++++ TASK INPUTS

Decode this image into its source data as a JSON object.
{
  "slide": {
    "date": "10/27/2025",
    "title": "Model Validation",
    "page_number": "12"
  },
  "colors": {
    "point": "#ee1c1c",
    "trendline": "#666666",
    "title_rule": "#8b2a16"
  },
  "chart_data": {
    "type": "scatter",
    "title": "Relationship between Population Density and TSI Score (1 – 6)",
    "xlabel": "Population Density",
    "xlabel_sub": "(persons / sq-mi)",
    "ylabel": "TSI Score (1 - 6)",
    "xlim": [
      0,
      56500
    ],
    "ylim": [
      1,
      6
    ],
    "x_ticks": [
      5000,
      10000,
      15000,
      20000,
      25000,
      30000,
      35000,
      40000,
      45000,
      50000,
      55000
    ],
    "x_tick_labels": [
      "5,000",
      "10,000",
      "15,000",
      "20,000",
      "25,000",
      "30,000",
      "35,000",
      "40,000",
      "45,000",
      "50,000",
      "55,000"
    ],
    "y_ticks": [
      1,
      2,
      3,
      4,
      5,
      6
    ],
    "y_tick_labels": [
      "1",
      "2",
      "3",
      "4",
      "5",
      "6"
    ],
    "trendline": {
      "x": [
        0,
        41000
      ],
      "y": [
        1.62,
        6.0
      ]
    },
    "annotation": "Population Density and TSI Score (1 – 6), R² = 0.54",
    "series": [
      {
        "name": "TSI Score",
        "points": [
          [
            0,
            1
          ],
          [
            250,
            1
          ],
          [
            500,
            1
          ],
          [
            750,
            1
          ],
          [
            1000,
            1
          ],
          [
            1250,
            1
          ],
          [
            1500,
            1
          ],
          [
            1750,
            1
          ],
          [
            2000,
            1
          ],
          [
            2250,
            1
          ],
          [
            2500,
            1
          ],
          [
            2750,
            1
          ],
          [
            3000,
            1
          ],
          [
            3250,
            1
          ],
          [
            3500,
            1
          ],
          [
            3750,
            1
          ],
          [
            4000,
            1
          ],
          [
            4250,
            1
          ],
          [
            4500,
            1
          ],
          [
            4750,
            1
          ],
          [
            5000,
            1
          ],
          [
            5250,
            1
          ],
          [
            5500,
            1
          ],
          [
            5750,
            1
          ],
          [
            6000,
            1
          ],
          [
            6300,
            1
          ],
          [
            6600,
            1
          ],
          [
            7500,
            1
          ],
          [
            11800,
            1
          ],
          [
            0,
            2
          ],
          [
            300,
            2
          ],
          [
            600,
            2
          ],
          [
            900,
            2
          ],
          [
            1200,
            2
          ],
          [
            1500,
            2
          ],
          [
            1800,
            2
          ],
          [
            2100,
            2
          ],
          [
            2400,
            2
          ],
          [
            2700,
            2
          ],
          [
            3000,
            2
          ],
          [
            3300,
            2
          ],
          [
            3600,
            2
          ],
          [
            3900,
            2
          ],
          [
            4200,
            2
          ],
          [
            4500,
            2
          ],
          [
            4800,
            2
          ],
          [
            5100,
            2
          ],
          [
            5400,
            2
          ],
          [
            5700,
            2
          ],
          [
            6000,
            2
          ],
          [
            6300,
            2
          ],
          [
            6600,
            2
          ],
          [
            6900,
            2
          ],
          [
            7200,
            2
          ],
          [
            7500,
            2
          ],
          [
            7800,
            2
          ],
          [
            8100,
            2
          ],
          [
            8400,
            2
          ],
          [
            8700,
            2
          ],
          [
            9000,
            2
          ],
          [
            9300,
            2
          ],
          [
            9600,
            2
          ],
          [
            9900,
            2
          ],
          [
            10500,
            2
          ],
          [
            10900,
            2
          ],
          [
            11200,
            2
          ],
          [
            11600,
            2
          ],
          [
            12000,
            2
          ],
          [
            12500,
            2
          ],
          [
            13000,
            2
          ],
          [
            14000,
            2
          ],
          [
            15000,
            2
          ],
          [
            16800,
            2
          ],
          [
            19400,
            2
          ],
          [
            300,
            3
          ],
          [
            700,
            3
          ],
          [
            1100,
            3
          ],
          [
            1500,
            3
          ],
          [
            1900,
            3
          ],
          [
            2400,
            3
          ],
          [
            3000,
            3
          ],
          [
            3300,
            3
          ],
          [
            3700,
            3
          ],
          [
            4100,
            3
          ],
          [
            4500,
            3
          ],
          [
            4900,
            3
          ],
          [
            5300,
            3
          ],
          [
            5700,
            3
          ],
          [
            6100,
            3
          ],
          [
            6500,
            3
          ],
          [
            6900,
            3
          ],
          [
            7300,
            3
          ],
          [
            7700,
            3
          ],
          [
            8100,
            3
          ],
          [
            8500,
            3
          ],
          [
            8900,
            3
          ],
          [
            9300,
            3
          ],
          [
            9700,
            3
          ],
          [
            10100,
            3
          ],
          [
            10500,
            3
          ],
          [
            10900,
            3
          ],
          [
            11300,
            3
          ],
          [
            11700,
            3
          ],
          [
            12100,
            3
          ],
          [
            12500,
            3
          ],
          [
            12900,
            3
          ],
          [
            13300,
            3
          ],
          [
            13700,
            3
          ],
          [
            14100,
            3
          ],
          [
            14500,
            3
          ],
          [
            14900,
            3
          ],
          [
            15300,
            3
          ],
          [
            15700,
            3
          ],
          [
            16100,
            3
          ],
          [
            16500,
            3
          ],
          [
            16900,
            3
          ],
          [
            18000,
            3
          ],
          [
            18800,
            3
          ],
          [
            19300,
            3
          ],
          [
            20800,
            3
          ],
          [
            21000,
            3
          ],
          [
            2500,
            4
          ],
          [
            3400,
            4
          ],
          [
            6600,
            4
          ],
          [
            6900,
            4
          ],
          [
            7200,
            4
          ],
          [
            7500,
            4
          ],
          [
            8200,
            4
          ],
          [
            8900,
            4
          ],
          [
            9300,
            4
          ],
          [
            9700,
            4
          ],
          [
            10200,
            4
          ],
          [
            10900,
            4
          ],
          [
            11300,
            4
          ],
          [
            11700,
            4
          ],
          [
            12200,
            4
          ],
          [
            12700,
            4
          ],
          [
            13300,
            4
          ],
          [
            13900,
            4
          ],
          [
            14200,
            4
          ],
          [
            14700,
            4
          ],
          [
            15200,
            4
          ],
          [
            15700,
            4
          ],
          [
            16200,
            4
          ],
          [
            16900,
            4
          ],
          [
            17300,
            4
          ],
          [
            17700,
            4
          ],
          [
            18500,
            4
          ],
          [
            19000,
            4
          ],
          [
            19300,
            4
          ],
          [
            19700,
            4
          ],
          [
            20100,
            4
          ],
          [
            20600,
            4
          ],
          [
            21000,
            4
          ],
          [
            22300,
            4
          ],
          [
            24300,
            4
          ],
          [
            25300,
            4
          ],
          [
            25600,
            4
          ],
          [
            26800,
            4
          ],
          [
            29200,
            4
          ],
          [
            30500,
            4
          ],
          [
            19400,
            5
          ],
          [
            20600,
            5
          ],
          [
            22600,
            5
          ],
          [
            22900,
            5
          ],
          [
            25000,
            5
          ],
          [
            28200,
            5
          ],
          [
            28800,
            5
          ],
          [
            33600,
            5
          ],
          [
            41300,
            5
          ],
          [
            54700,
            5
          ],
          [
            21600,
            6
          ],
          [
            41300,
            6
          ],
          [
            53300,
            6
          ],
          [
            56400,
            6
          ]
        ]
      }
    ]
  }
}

++++++++

- **TASK OBJECTIVE**: The entries above must be returned exactly.

- **RESULT OF THIS EXERCISE**:
Decode this image into its source data as a JSON object.
{
  "slide": {
    "date": "10/27/2025",
    "title": "Model Validation",
    "page_number": "12"
  },
  "colors": {
    "point": "#ee1c1c",
    "trendline": "#666666",
    "title_rule": "#8b2a16"
  },
  "chart_data": {
    "type": "scatter",
    "title": "Relationship between Population Density and TSI Score (1 – 6)",
    "xlabel": "Population Density",
    "xlabel_sub": "(persons / sq-mi)",
    "ylabel": "TSI Score (1 - 6)",
    "xlim": [
      0,
      56500
    ],
    "ylim": [
      1,
      6
    ],
    "x_ticks": [
      5000,
      10000,
      15000,
      20000,
      25000,
      30000,
      35000,
      40000,
      45000,
      50000,
      55000
    ],
    "x_tick_labels": [
      "5,000",
      "10,000",
      "15,000",
      "20,000",
      "25,000",
      "30,000",
      "35,000",
      "40,000",
      "45,000",
      "50,000",
      "55,000"
    ],
    "y_ticks": [
      1,
      2,
      3,
      4,
      5,
      6
    ],
    "y_tick_labels": [
      "1",
      "2",
      "3",
      "4",
      "5",
      "6"
    ],
    "trendline": {
      "x": [
        0,
        41000
      ],
      "y": [
        1.62,
        6.0
      ]
    },
    "annotation": "Population Density and TSI Score (1 – 6), R² = 0.54",
    "series": [
      {
        "name": "TSI Score",
        "points": [
          [
            0,
            1
          ],
          [
            250,
            1
          ],
          [
            500,
            1
          ],
          [
            750,
            1
          ],
          [
            1000,
            1
          ],
          [
            1250,
            1
          ],
          [
            1500,
            1
          ],
          [
            1750,
            1
          ],
          [
            2000,
            1
          ],
          [
            2250,
            1
          ],
          [
            2500,
            1
          ],
          [
            2750,
            1
          ],
          [
            3000,
            1
          ],
          [
            3250,
            1
          ],
          [
            3500,
            1
          ],
          [
            3750,
            1
          ],
          [
            4000,
            1
          ],
          [
            4250,
            1
          ],
          [
            4500,
            1
          ],
          [
            4750,
            1
          ],
          [
            5000,
            1
          ],
          [
            5250,
            1
          ],
          [
            5500,
            1
          ],
          [
            5750,
            1
          ],
          [
            6000,
            1
          ],
          [
            6300,
            1
          ],
          [
            6600,
            1
          ],
          [
            7500,
            1
          ],
          [
            11800,
            1
          ],
          [
            0,
            2
          ],
          [
            300,
            2
          ],
          [
            600,
            2
          ],
          [
            900,
            2
          ],
          [
            1200,
            2
          ],
          [
            1500,
            2
          ],
          [
            1800,
            2
          ],
          [
            2100,
            2
          ],
          [
            2400,
            2
          ],
          [
            2700,
            2
          ],
          [
            3000,
            2
          ],
          [
            3300,
            2
          ],
          [
            3600,
            2
          ],
          [
            3900,
            2
          ],
          [
            4200,
            2
          ],
          [
            4500,
            2
          ],
          [
            4800,
            2
          ],
          [
            5100,
            2
          ],
          [
            5400,
            2
          ],
          [
            5700,
            2
          ],
          [
            6000,
            2
          ],
          [
            6300,
            2
          ],
          [
            6600,
            2
          ],
          [
            6900,
            2
          ],
          [
            7200,
            2
          ],
          [
            7500,
            2
          ],
          [
            7800,
            2
          ],
          [
            8100,
            2
          ],
          [
            8400,
            2
          ],
          [
            8700,
            2
          ],
          [
            9000,
            2
          ],
          [
            9300,
            2
          ],
          [
            9600,
            2
          ],
          [
            9900,
            2
          ],
          [
            10500,
            2
          ],
          [
            10900,
            2
          ],
          [
            11200,
            2
          ],
          [
            11600,
            2
          ],
          [
            12000,
            2
          ],
          [
            12500,
            2
          ],
          [
            13000,
            2
          ],
          [
            14000,
            2
          ],
          [
            15000,
            2
          ],
          [
            16800,
            2
          ],
          [
            19400,
            2
          ],
          [
            300,
            3
          ],
          [
            700,
            3
          ],
          [
            1100,
            3
          ],
          [
            1500,
            3
          ],
          [
            1900,
            3
          ],
          [
            2400,
            3
          ],
          [
            3000,
            3
          ],
          [
            3300,
            3
          ],
          [
            3700,
            3
          ],
          [
            4100,
            3
          ],
          [
            4500,
            3
          ],
          [
            4900,
            3
          ],
          [
            5300,
            3
          ],
          [
            5700,
            3
          ],
          [
            6100,
            3
          ],
          [
            6500,
            3
          ],
          [
            6900,
            3
          ],
          [
            7300,
            3
          ],
          [
            7700,
            3
          ],
          [
            8100,
            3
          ],
          [
            8500,
            3
          ],
          [
            8900,
            3
          ],
          [
            9300,
            3
          ],
          [
            9700,
            3
          ],
          [
            10100,
            3
          ],
          [
            10500,
            3
          ],
          [
            10900,
            3
          ],
          [
            11300,
            3
          ],
          [
            11700,
            3
          ],
          [
            12100,
            3
          ],
          [
            12500,
            3
          ],
          [
            12900,
            3
          ],
          [
            13300,
            3
          ],
          [
            13700,
            3
          ],
          [
            14100,
            3
          ],
          [
            14500,
            3
          ],
          [
            14900,
            3
          ],
          [
            15300,
            3
          ],
          [
            15700,
            3
          ],
          [
            16100,
            3
          ],
          [
            16500,
            3
          ],
          [
            16900,
            3
          ],
          [
            18000,
            3
          ],
          [
            18800,
            3
          ],
          [
            19300,
            3
          ],
          [
            20800,
            3
          ],
          [
            21000,
            3
          ],
          [
            2500,
            4
          ],
          [
            3400,
            4
          ],
          [
            6600,
            4
          ],
          [
            6900,
            4
          ],
          [
            7200,
            4
          ],
          [
            7500,
            4
          ],
          [
            8200,
            4
          ],
          [
            8900,
            4
          ],
          [
            9300,
            4
          ],
          [
            9700,
            4
          ],
          [
            10200,
            4
          ],
          [
            10900,
            4
          ],
          [
            11300,
            4
          ],
          [
            11700,
            4
          ],
          [
            12200,
            4
          ],
          [
            12700,
            4
          ],
          [
            13300,
            4
          ],
          [
            13900,
            4
          ],
          [
            14200,
            4
          ],
          [
            14700,
            4
          ],
          [
            15200,
            4
          ],
          [
            15700,
            4
          ],
          [
            16200,
            4
          ],
          [
            16900,
            4
          ],
          [
            17300,
            4
          ],
          [
            17700,
            4
          ],
          [
            18500,
            4
          ],
          [
            19000,
            4
          ],
          [
            19300,
            4
          ],
          [
            19700,
            4
          ],
          [
            20100,
            4
          ],
          [
            20600,
            4
          ],
          [
            21000,
            4
          ],
          [
            22300,
            4
          ],
          [
            24300,
            4
          ],
          [
            25300,
            4
          ],
          [
            25600,
            4
          ],
          [
            26800,
            4
          ],
          [
            29200,
            4
          ],
          [
            30500,
            4
          ],
          [
            19400,
            5
          ],
          [
            20600,
            5
          ],
          [
            22600,
            5
          ],
          [
            22900,
            5
          ],
          [
            25000,
            5
          ],
          [
            28200,
            5
          ],
          [
            28800,
            5
          ],
          [
            33600,
            5
          ],
          [
            41300,
            5
          ],
          [
            54700,
            5
          ],
          [
            21600,
            6
          ],
          [
            41300,
            6
          ],
          [
            53300,
            6
          ],
          [
            56400,
            6
          ]
        ]
      }
    ]
  }
}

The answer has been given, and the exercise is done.